(Stored data)
-*-*-

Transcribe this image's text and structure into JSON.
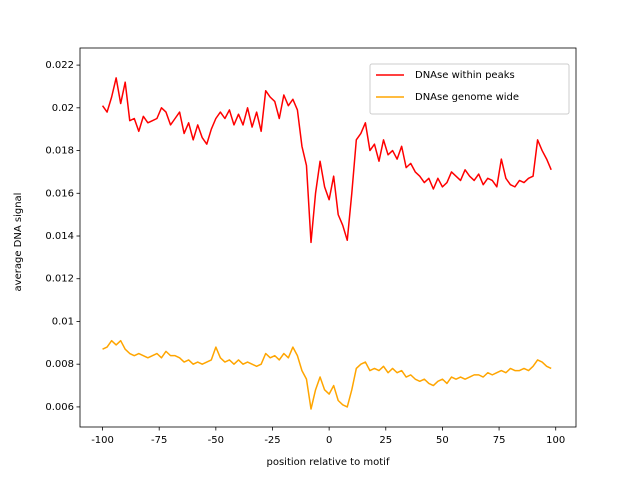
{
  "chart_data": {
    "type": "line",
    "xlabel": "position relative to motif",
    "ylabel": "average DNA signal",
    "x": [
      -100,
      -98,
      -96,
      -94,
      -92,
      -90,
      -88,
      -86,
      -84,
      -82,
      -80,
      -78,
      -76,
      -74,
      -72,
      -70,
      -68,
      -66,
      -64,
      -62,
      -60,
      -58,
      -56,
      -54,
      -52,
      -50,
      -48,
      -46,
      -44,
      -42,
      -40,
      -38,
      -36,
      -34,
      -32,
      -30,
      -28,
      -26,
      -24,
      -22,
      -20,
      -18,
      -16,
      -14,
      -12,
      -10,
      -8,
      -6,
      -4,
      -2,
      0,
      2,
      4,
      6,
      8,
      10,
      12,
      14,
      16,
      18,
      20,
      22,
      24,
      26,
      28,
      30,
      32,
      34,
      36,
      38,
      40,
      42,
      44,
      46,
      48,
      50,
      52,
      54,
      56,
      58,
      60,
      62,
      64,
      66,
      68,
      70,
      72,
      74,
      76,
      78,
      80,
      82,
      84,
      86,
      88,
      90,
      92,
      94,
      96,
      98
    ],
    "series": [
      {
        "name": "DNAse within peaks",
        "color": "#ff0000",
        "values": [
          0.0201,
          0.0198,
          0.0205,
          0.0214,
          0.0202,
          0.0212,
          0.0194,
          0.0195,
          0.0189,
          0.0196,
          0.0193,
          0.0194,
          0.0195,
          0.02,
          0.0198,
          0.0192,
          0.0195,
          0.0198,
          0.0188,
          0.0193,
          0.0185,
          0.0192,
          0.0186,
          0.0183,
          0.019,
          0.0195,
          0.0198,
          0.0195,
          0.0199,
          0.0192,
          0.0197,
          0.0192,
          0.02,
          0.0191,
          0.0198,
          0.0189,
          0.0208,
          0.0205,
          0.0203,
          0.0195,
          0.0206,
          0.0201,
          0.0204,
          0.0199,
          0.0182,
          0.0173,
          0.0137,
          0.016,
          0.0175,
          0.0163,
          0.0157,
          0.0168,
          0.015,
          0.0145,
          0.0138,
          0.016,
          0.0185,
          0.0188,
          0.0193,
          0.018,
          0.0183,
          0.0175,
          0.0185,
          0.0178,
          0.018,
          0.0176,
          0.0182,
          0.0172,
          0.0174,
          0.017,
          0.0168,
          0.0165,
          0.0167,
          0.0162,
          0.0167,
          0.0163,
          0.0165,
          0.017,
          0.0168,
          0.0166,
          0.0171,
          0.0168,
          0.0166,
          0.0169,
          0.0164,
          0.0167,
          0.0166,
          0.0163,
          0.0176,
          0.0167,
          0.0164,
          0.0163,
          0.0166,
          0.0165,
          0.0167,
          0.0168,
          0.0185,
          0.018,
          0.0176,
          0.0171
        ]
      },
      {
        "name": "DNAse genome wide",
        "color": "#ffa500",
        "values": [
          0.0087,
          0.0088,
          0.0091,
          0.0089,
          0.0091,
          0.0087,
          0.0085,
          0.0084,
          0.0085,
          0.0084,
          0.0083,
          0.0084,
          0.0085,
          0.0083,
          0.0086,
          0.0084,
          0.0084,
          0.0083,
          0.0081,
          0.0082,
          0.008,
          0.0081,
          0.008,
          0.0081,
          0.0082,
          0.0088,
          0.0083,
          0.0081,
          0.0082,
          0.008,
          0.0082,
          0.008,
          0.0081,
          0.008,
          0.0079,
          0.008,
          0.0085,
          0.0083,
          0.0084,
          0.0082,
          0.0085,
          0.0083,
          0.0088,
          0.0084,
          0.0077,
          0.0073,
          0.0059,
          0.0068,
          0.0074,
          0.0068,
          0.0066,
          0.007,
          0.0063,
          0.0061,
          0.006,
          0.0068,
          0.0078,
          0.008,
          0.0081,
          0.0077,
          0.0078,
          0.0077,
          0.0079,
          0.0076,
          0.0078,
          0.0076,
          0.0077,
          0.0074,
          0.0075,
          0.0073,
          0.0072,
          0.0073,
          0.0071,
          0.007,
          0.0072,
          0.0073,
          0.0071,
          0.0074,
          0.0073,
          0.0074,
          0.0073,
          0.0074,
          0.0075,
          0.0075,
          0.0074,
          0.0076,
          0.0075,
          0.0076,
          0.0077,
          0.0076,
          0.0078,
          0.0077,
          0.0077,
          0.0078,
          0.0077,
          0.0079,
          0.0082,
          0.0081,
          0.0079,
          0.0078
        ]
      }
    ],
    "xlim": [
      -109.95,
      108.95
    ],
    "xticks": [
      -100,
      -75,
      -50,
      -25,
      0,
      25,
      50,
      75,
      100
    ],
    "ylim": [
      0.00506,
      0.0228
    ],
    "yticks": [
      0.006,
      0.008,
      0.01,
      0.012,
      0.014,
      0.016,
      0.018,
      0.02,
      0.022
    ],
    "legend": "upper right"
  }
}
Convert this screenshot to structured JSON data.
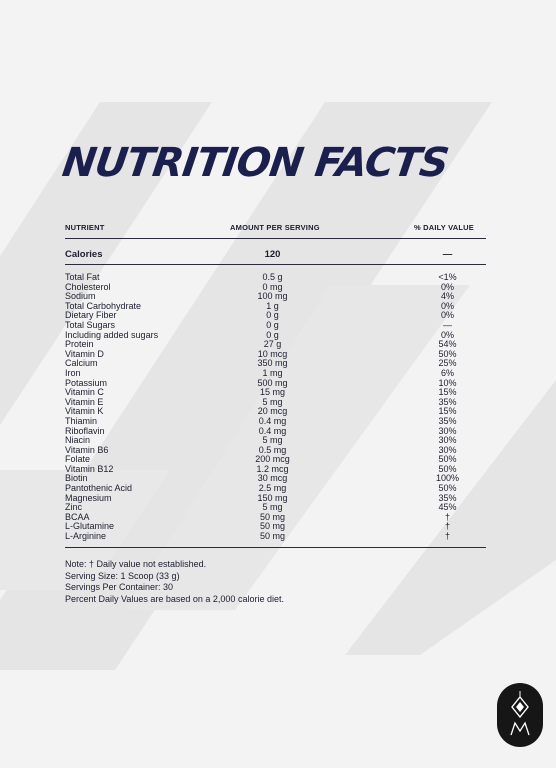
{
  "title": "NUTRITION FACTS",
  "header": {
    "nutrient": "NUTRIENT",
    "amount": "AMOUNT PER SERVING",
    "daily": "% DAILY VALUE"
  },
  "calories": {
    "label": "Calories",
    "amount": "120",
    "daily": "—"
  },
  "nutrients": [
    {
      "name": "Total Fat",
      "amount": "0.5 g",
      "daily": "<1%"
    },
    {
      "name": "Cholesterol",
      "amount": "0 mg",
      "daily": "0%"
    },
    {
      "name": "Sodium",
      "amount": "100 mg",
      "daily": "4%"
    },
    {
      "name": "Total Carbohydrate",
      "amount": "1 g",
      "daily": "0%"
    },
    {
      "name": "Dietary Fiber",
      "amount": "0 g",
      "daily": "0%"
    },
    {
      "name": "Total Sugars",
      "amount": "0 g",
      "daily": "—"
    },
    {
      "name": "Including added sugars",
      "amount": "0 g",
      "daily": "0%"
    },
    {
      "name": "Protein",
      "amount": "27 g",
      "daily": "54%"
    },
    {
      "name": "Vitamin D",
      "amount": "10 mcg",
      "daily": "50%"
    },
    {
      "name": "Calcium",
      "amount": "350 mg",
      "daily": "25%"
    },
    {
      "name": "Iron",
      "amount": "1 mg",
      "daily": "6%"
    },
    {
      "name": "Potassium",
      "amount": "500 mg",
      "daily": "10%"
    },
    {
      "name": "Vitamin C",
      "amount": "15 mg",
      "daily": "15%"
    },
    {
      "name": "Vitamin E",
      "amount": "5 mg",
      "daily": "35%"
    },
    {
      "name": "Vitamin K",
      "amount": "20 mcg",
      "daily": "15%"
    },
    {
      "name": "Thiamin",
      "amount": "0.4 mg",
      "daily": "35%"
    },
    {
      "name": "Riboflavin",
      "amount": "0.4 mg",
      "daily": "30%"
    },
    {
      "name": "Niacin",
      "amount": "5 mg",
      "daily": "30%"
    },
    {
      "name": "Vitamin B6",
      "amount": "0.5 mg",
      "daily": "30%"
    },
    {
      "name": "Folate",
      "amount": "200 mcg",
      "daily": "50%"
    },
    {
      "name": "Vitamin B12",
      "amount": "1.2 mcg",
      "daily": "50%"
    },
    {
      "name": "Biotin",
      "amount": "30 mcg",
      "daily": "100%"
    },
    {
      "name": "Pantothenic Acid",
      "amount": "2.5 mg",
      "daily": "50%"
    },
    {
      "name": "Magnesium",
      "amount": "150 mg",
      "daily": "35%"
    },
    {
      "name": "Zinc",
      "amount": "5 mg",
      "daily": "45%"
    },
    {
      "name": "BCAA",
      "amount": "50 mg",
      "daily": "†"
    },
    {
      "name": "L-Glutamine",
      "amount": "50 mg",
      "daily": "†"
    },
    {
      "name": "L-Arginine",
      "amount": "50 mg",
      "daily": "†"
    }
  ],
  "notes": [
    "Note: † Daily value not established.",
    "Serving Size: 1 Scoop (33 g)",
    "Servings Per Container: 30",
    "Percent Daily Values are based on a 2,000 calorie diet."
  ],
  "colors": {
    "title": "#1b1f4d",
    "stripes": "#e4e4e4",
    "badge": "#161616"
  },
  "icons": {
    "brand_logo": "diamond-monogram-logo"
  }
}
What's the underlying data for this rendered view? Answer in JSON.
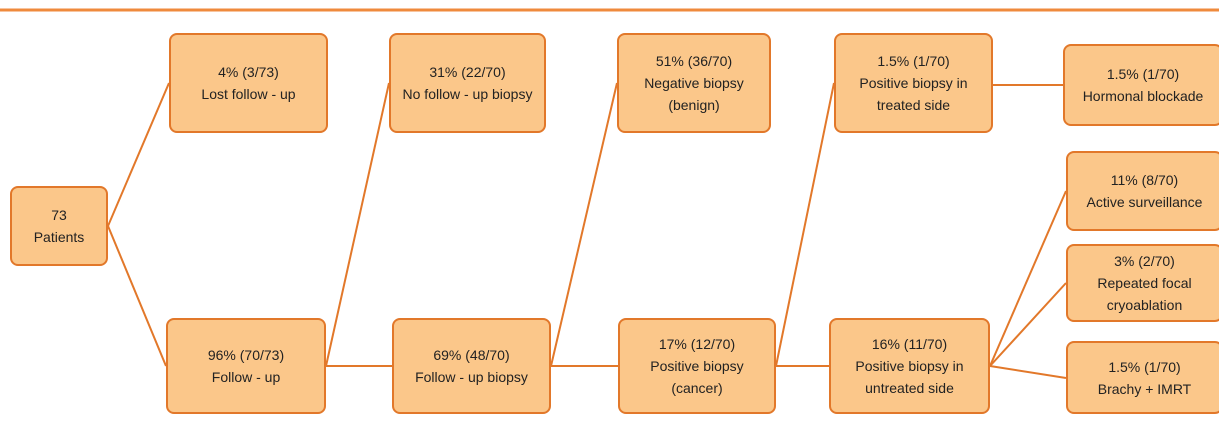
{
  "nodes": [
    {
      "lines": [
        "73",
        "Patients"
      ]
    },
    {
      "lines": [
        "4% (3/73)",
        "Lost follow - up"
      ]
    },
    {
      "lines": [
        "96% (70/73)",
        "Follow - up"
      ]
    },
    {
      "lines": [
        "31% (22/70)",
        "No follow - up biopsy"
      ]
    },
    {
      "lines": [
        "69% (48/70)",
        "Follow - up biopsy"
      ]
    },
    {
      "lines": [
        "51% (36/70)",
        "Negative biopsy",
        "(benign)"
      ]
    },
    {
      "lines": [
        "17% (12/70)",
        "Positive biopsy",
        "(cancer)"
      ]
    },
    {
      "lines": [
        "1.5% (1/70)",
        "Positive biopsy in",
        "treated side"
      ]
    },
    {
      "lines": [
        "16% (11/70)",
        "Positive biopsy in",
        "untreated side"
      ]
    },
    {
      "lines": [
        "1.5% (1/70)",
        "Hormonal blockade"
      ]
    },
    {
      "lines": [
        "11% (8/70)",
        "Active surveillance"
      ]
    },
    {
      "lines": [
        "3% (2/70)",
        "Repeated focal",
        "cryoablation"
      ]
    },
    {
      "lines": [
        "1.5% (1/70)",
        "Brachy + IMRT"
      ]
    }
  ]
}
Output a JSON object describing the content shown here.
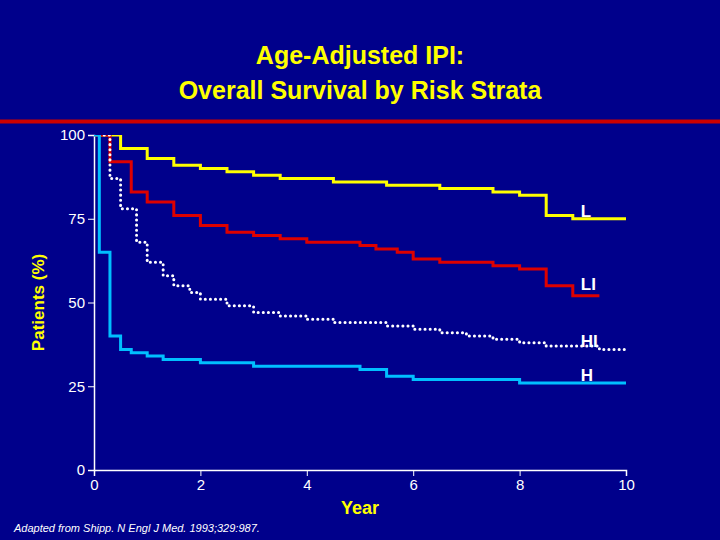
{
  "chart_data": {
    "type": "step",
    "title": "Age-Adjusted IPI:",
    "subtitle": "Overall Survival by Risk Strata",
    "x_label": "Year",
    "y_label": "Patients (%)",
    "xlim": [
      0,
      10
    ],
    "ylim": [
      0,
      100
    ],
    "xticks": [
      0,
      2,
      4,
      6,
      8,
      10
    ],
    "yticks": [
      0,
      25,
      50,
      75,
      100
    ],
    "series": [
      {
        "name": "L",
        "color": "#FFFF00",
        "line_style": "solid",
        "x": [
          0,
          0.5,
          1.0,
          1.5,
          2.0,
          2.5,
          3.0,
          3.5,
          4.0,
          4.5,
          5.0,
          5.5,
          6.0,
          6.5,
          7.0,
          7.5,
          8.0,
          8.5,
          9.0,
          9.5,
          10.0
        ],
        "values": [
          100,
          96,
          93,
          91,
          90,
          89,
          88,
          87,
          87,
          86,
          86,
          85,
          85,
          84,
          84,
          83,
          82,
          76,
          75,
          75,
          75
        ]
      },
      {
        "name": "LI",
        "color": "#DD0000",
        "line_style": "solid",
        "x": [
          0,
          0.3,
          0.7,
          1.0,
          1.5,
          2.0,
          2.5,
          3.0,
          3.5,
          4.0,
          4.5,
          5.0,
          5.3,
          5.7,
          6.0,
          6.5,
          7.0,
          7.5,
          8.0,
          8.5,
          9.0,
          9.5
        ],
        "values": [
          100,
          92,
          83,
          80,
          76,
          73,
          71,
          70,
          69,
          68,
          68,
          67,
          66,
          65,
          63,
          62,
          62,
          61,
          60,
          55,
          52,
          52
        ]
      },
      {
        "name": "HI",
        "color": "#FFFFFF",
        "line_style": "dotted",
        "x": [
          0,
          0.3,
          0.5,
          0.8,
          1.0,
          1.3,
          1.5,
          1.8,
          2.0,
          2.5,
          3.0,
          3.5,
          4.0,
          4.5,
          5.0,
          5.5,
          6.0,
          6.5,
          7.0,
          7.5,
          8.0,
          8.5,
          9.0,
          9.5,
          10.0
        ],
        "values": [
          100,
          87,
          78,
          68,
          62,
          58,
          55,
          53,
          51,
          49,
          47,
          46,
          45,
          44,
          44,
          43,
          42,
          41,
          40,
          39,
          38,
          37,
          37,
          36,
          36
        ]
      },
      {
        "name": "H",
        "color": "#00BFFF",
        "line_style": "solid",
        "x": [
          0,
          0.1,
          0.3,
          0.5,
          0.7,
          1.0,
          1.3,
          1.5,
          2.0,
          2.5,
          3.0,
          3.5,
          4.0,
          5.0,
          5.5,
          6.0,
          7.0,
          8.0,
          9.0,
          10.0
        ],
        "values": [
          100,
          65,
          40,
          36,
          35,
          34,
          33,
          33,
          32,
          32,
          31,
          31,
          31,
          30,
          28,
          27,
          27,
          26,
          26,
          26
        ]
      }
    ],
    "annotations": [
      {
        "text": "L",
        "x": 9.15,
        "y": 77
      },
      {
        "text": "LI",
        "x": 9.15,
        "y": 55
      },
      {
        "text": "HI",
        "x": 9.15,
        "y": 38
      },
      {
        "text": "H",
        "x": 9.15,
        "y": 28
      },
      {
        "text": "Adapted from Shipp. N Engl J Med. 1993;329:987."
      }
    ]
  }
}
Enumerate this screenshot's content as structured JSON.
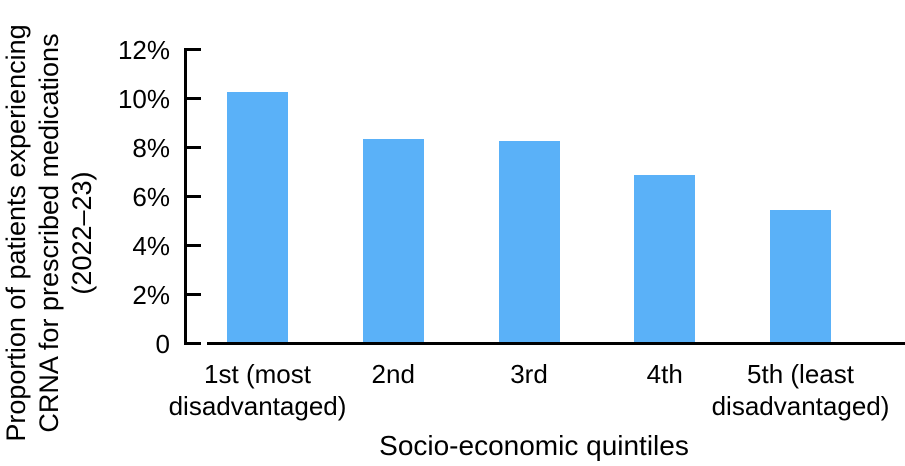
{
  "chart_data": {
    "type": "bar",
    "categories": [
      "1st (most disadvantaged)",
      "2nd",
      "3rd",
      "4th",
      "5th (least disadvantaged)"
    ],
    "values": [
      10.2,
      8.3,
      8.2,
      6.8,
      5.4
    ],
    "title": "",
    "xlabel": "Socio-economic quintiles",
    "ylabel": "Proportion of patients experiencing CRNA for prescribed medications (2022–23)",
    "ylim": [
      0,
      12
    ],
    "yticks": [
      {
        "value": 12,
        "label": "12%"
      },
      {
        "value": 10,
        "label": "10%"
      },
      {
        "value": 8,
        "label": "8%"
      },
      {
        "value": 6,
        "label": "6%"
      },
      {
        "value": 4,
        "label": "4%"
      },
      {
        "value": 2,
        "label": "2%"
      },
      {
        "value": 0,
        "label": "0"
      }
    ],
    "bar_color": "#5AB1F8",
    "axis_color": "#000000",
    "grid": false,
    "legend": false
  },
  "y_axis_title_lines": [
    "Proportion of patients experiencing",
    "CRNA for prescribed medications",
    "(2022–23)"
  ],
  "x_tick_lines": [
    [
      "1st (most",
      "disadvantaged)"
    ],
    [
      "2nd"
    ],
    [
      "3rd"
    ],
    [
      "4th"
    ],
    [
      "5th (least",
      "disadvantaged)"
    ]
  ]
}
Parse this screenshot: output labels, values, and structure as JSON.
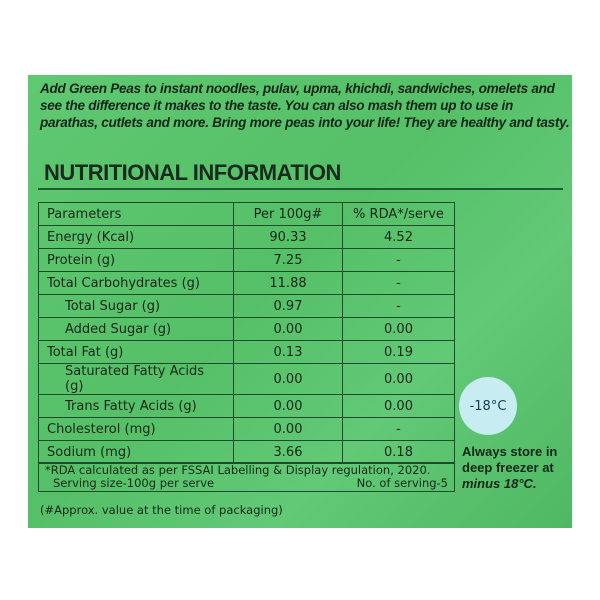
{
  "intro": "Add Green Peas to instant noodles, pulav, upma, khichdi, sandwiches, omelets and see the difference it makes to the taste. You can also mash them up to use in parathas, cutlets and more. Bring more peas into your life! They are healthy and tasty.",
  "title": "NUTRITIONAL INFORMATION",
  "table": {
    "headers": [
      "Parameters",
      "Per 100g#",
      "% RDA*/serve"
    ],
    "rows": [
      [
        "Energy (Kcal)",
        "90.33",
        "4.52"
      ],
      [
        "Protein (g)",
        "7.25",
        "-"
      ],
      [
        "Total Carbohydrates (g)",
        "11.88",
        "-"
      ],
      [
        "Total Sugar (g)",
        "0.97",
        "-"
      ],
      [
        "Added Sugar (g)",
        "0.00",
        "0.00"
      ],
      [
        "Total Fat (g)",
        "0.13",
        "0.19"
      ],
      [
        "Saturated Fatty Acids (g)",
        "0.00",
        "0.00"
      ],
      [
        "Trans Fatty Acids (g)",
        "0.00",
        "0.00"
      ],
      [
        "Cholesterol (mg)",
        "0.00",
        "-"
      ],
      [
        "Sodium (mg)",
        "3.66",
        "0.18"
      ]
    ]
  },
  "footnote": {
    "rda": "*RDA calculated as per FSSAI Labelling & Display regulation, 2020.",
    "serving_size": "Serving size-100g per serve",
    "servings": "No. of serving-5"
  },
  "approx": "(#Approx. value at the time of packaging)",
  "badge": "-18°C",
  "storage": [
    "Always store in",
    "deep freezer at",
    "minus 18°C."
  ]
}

-*-*-

- _TASK STATEMENT_:
Count lines, not occurrences: report how many lines in the entries above include the word "Acids", as a number alone.

- _RESULT_:
2